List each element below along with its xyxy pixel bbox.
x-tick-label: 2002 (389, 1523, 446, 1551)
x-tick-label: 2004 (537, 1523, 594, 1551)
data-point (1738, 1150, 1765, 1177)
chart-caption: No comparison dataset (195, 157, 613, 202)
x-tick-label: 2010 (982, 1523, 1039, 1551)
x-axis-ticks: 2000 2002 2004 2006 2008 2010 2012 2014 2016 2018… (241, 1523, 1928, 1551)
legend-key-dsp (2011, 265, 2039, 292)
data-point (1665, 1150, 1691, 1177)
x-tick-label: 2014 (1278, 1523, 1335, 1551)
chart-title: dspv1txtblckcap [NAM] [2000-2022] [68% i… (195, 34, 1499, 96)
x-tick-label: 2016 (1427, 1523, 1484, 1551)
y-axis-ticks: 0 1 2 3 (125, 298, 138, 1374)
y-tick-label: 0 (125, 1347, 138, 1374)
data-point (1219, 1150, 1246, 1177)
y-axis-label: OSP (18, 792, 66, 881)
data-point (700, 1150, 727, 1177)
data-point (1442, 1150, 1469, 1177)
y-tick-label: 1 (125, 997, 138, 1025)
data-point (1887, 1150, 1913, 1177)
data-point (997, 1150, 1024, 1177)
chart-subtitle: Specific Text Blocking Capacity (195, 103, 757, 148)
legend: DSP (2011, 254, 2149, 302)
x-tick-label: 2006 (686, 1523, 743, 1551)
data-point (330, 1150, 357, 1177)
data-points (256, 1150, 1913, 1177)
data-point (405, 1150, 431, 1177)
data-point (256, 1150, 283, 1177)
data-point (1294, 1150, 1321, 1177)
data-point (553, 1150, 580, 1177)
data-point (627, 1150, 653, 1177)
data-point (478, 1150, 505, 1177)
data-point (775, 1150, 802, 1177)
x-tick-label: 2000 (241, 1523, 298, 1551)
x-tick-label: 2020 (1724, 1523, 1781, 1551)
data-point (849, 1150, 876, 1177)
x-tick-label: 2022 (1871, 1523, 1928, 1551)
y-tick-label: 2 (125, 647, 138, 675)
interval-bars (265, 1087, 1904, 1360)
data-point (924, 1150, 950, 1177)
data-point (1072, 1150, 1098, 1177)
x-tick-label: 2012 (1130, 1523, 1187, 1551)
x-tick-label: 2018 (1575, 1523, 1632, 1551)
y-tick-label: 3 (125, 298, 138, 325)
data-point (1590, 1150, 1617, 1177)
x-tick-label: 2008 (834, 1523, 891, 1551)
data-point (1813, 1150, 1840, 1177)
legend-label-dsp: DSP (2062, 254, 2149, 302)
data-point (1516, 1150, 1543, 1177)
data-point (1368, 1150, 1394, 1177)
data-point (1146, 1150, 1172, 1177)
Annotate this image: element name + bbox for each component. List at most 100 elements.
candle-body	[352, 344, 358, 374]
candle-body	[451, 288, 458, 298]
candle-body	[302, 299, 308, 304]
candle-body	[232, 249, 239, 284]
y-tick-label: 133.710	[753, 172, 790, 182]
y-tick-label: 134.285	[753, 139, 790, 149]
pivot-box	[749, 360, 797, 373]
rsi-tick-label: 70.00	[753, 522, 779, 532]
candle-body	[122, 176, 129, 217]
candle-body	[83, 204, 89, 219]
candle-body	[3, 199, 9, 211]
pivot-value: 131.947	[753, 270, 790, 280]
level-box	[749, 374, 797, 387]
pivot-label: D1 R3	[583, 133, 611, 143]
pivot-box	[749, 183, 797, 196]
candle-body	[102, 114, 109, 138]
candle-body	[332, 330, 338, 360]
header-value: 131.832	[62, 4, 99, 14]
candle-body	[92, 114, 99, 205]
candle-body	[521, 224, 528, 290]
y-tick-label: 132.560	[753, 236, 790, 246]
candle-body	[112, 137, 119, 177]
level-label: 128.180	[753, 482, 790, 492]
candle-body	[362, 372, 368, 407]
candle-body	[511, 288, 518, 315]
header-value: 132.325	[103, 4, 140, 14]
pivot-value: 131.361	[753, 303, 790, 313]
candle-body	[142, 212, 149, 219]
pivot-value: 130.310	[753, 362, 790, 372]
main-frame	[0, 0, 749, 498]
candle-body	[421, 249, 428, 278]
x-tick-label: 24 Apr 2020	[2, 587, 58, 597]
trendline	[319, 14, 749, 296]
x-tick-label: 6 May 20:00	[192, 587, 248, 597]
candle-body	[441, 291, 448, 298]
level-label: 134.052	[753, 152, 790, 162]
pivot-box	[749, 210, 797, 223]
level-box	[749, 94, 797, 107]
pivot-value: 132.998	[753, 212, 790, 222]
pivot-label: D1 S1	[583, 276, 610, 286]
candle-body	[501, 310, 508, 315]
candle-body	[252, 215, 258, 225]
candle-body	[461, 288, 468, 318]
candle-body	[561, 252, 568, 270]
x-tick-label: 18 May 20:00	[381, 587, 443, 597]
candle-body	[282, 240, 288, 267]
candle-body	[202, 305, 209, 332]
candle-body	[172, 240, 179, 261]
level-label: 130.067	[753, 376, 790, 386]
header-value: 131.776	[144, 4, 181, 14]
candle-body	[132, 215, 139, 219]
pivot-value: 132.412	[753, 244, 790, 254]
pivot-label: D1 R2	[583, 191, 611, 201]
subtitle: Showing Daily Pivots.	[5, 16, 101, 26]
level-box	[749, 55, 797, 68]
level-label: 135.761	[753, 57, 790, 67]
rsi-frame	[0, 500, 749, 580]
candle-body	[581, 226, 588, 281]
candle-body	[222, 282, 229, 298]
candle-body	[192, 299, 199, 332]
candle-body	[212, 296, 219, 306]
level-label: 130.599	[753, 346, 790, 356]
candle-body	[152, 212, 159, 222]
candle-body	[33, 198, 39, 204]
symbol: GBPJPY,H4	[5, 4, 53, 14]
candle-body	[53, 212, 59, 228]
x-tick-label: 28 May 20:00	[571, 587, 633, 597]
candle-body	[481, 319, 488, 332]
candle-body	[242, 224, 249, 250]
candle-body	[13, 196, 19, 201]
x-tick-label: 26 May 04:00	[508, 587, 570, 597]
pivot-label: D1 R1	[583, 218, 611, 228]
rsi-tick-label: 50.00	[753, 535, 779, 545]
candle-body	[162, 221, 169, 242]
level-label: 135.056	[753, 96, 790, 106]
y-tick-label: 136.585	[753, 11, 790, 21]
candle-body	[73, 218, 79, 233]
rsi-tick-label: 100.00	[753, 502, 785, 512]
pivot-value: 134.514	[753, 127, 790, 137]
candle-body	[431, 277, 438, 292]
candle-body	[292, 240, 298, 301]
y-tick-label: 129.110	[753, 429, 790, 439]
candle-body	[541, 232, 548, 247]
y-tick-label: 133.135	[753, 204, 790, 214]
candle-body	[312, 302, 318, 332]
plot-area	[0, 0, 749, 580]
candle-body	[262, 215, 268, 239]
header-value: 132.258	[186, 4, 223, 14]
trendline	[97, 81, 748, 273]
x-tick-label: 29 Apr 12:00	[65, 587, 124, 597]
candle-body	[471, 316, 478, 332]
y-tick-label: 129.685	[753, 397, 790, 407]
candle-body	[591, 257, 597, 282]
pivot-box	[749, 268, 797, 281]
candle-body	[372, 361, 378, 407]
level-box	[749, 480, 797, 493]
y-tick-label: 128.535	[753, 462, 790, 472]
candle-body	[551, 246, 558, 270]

***

# Your objective
Copy all the items above, renaming every "candle-body" as "candle-rect" and changing nothing else.

# Correct result
List each element below along with its xyxy pixel bbox.
x-tick-label: 2002 (389, 1523, 446, 1551)
x-tick-label: 2004 (537, 1523, 594, 1551)
data-point (1738, 1150, 1765, 1177)
chart-caption: No comparison dataset (195, 157, 613, 202)
x-tick-label: 2010 (982, 1523, 1039, 1551)
x-axis-ticks: 2000 2002 2004 2006 2008 2010 2012 2014 2016 2018… (241, 1523, 1928, 1551)
legend-key-dsp (2011, 265, 2039, 292)
data-point (1665, 1150, 1691, 1177)
x-tick-label: 2014 (1278, 1523, 1335, 1551)
chart-title: dspv1txtblckcap [NAM] [2000-2022] [68% i… (195, 34, 1499, 96)
x-tick-label: 2016 (1427, 1523, 1484, 1551)
y-axis-ticks: 0 1 2 3 (125, 298, 138, 1374)
y-tick-label: 0 (125, 1347, 138, 1374)
data-point (1219, 1150, 1246, 1177)
y-axis-label: OSP (18, 792, 66, 881)
data-point (700, 1150, 727, 1177)
data-point (1442, 1150, 1469, 1177)
y-tick-label: 1 (125, 997, 138, 1025)
data-point (1887, 1150, 1913, 1177)
data-point (997, 1150, 1024, 1177)
chart-subtitle: Specific Text Blocking Capacity (195, 103, 757, 148)
legend: DSP (2011, 254, 2149, 302)
x-tick-label: 2006 (686, 1523, 743, 1551)
data-point (330, 1150, 357, 1177)
data-points (256, 1150, 1913, 1177)
data-point (405, 1150, 431, 1177)
data-point (256, 1150, 283, 1177)
data-point (1294, 1150, 1321, 1177)
data-point (553, 1150, 580, 1177)
data-point (627, 1150, 653, 1177)
data-point (478, 1150, 505, 1177)
data-point (775, 1150, 802, 1177)
x-tick-label: 2000 (241, 1523, 298, 1551)
x-tick-label: 2020 (1724, 1523, 1781, 1551)
data-point (849, 1150, 876, 1177)
x-tick-label: 2022 (1871, 1523, 1928, 1551)
y-tick-label: 2 (125, 647, 138, 675)
interval-bars (265, 1087, 1904, 1360)
data-point (924, 1150, 950, 1177)
data-point (1072, 1150, 1098, 1177)
x-tick-label: 2012 (1130, 1523, 1187, 1551)
x-tick-label: 2018 (1575, 1523, 1632, 1551)
y-tick-label: 3 (125, 298, 138, 325)
data-point (1590, 1150, 1617, 1177)
x-tick-label: 2008 (834, 1523, 891, 1551)
data-point (1813, 1150, 1840, 1177)
legend-label-dsp: DSP (2062, 254, 2149, 302)
data-point (1516, 1150, 1543, 1177)
data-point (1368, 1150, 1394, 1177)
data-point (1146, 1150, 1172, 1177)
Annotate this image: element name + bbox for each component. List at most 100 elements.
candle-rect	[352, 344, 358, 374]
candle-rect	[451, 288, 458, 298]
candle-rect	[302, 299, 308, 304]
candle-rect	[232, 249, 239, 284]
y-tick-label: 133.710	[753, 172, 790, 182]
y-tick-label: 134.285	[753, 139, 790, 149]
pivot-box	[749, 360, 797, 373]
rsi-tick-label: 70.00	[753, 522, 779, 532]
candle-rect	[122, 176, 129, 217]
candle-rect	[83, 204, 89, 219]
candle-rect	[3, 199, 9, 211]
pivot-value: 131.947	[753, 270, 790, 280]
level-box	[749, 374, 797, 387]
pivot-label: D1 R3	[583, 133, 611, 143]
pivot-box	[749, 183, 797, 196]
candle-rect	[102, 114, 109, 138]
candle-rect	[332, 330, 338, 360]
header-value: 131.832	[62, 4, 99, 14]
candle-rect	[92, 114, 99, 205]
candle-rect	[521, 224, 528, 290]
y-tick-label: 132.560	[753, 236, 790, 246]
candle-rect	[112, 137, 119, 177]
level-label: 128.180	[753, 482, 790, 492]
candle-rect	[362, 372, 368, 407]
candle-rect	[511, 288, 518, 315]
header-value: 132.325	[103, 4, 140, 14]
pivot-value: 131.361	[753, 303, 790, 313]
candle-rect	[142, 212, 149, 219]
pivot-value: 130.310	[753, 362, 790, 372]
main-frame	[0, 0, 749, 498]
candle-rect	[421, 249, 428, 278]
x-tick-label: 24 Apr 2020	[2, 587, 58, 597]
trendline	[319, 14, 749, 296]
x-tick-label: 6 May 20:00	[192, 587, 248, 597]
candle-rect	[441, 291, 448, 298]
level-label: 134.052	[753, 152, 790, 162]
pivot-box	[749, 210, 797, 223]
level-box	[749, 94, 797, 107]
pivot-value: 132.998	[753, 212, 790, 222]
pivot-label: D1 S1	[583, 276, 610, 286]
candle-rect	[501, 310, 508, 315]
candle-rect	[252, 215, 258, 225]
candle-rect	[461, 288, 468, 318]
candle-rect	[561, 252, 568, 270]
x-tick-label: 18 May 20:00	[381, 587, 443, 597]
candle-rect	[282, 240, 288, 267]
candle-rect	[202, 305, 209, 332]
candle-rect	[172, 240, 179, 261]
level-label: 130.067	[753, 376, 790, 386]
header-value: 131.776	[144, 4, 181, 14]
candle-rect	[132, 215, 139, 219]
pivot-value: 132.412	[753, 244, 790, 254]
pivot-label: D1 R2	[583, 191, 611, 201]
subtitle: Showing Daily Pivots.	[5, 16, 101, 26]
level-box	[749, 55, 797, 68]
level-label: 135.761	[753, 57, 790, 67]
rsi-frame	[0, 500, 749, 580]
candle-rect	[581, 226, 588, 281]
candle-rect	[222, 282, 229, 298]
candle-rect	[192, 299, 199, 332]
candle-rect	[212, 296, 219, 306]
level-label: 130.599	[753, 346, 790, 356]
candle-rect	[152, 212, 159, 222]
candle-rect	[33, 198, 39, 204]
symbol: GBPJPY,H4	[5, 4, 53, 14]
candle-rect	[53, 212, 59, 228]
x-tick-label: 28 May 20:00	[571, 587, 633, 597]
candle-rect	[481, 319, 488, 332]
candle-rect	[242, 224, 249, 250]
candle-rect	[13, 196, 19, 201]
x-tick-label: 26 May 04:00	[508, 587, 570, 597]
pivot-label: D1 R1	[583, 218, 611, 228]
rsi-tick-label: 50.00	[753, 535, 779, 545]
candle-rect	[162, 221, 169, 242]
level-label: 135.056	[753, 96, 790, 106]
y-tick-label: 136.585	[753, 11, 790, 21]
candle-rect	[73, 218, 79, 233]
rsi-tick-label: 100.00	[753, 502, 785, 512]
pivot-value: 134.514	[753, 127, 790, 137]
candle-rect	[431, 277, 438, 292]
candle-rect	[292, 240, 298, 301]
y-tick-label: 129.110	[753, 429, 790, 439]
candle-rect	[541, 232, 548, 247]
y-tick-label: 133.135	[753, 204, 790, 214]
candle-rect	[312, 302, 318, 332]
plot-area	[0, 0, 749, 580]
candle-rect	[262, 215, 268, 239]
header-value: 132.258	[186, 4, 223, 14]
trendline	[97, 81, 748, 273]
x-tick-label: 29 Apr 12:00	[65, 587, 124, 597]
candle-rect	[471, 316, 478, 332]
y-tick-label: 129.685	[753, 397, 790, 407]
candle-rect	[591, 257, 597, 282]
pivot-box	[749, 268, 797, 281]
candle-rect	[372, 361, 378, 407]
level-box	[749, 480, 797, 493]
y-tick-label: 128.535	[753, 462, 790, 472]
candle-rect	[551, 246, 558, 270]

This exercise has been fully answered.